#### Data entries

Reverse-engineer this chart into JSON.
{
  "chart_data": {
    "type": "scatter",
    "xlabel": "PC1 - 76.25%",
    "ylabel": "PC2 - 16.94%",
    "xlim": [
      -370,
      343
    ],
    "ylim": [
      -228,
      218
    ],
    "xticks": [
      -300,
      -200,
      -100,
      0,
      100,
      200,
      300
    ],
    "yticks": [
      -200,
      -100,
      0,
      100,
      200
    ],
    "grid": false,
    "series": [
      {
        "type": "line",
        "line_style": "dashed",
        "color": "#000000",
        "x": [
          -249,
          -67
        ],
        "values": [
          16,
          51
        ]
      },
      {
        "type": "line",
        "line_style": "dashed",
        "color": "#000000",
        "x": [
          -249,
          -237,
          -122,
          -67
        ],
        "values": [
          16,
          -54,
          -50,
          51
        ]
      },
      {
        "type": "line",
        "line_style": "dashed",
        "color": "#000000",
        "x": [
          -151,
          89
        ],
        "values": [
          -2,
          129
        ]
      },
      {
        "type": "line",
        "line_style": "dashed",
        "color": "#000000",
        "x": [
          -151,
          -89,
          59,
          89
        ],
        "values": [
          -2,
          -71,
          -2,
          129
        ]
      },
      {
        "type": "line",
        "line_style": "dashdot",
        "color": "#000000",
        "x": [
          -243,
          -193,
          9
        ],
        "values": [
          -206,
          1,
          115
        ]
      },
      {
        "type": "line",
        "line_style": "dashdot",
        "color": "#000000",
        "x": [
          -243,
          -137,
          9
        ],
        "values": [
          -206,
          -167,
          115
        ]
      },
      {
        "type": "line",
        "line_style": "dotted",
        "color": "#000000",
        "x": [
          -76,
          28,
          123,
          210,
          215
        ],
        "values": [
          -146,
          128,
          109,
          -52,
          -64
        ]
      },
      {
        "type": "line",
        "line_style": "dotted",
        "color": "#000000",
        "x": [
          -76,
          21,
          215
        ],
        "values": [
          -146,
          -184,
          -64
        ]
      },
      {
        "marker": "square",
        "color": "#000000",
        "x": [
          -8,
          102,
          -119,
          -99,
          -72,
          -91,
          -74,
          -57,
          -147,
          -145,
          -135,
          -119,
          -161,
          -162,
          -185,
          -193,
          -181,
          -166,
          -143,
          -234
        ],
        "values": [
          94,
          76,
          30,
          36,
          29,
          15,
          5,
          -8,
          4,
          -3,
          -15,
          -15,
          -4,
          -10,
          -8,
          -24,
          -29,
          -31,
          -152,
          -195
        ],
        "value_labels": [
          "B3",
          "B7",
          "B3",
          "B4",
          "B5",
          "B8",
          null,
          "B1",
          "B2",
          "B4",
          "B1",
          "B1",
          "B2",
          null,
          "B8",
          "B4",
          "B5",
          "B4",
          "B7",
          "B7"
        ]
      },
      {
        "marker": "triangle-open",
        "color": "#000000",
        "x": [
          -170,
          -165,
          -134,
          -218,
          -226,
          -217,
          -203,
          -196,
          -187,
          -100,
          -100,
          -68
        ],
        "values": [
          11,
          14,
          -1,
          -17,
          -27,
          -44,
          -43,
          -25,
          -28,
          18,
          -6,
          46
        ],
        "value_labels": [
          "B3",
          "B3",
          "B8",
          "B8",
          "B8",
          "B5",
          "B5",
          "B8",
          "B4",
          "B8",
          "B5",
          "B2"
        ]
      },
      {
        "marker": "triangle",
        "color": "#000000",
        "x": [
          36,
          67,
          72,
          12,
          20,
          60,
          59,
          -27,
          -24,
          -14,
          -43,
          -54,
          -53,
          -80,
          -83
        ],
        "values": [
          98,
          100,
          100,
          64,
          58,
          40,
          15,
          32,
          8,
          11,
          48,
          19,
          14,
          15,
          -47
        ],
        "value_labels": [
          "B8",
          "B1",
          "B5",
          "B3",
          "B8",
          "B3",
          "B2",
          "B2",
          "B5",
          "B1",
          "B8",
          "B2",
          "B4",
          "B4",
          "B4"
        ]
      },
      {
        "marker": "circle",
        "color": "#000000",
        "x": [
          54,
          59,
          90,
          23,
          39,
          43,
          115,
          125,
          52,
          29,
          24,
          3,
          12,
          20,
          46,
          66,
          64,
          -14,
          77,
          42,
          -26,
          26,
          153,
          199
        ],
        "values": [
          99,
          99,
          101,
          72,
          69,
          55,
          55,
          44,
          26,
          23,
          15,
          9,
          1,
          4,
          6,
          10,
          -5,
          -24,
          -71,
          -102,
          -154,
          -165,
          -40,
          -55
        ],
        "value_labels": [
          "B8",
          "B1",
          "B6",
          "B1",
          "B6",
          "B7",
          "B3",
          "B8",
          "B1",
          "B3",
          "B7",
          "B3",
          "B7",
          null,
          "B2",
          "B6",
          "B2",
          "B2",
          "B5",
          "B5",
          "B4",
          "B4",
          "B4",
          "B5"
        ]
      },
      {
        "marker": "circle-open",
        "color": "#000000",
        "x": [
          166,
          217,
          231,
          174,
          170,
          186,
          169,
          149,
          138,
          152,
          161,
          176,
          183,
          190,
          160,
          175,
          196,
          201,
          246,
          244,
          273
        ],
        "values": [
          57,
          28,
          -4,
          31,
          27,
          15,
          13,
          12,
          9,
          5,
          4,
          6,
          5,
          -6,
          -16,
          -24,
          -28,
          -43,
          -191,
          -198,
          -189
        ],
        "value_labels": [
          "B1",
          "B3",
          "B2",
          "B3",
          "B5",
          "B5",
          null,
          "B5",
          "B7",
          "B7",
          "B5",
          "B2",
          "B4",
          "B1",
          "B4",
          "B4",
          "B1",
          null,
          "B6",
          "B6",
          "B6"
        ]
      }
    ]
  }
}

########

**What you are asked to do**
Return a copy of every line that includes the word "marker".

**Solved exercise**
        "marker": "square",
        "marker": "triangle-open",
        "marker": "triangle",
        "marker": "circle",
        "marker": "circle-open",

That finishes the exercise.